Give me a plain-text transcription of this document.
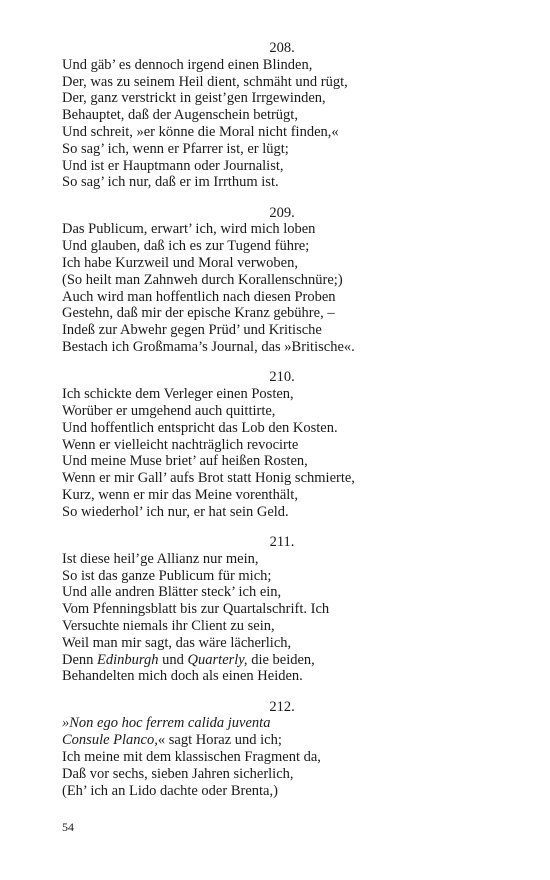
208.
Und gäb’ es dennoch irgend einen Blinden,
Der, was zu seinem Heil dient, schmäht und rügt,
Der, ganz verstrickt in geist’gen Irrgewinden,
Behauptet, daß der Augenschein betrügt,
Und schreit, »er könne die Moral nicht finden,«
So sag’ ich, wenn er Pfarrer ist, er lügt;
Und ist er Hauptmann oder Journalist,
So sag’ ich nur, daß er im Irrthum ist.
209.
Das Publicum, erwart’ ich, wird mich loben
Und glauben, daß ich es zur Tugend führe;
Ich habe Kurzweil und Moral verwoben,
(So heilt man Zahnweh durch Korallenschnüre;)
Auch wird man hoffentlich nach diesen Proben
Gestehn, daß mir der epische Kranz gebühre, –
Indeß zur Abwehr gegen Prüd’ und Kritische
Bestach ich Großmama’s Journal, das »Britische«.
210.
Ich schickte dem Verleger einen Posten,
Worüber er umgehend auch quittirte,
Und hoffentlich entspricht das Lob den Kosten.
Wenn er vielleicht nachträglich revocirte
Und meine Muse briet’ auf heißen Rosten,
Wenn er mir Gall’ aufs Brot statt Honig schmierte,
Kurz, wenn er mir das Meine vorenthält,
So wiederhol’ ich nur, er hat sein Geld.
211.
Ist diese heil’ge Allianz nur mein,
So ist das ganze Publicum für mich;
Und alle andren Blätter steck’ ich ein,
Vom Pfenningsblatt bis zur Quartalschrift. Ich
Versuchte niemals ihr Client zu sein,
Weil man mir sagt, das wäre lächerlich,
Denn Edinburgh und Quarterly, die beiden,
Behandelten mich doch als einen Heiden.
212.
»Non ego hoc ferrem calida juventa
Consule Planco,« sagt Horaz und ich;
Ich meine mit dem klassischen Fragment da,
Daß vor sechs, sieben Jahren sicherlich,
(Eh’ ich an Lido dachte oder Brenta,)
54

...

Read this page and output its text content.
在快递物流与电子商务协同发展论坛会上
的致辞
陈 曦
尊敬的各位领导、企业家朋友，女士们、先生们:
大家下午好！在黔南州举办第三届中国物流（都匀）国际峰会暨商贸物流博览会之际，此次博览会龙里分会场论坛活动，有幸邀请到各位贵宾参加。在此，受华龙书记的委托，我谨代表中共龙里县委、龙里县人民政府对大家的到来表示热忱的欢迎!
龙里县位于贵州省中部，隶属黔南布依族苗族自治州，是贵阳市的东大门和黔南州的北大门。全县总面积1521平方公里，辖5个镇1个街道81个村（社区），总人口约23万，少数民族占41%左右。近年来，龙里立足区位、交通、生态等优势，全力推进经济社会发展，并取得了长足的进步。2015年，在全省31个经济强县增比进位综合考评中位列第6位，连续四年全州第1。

PROMPT: Find all lines where the word "oder" appears. Copy them.

RESULT OF THE EXERCISE:
Und ist er Hauptmann oder Journalist,
(Eh’ ich an Lido dachte oder Brenta,)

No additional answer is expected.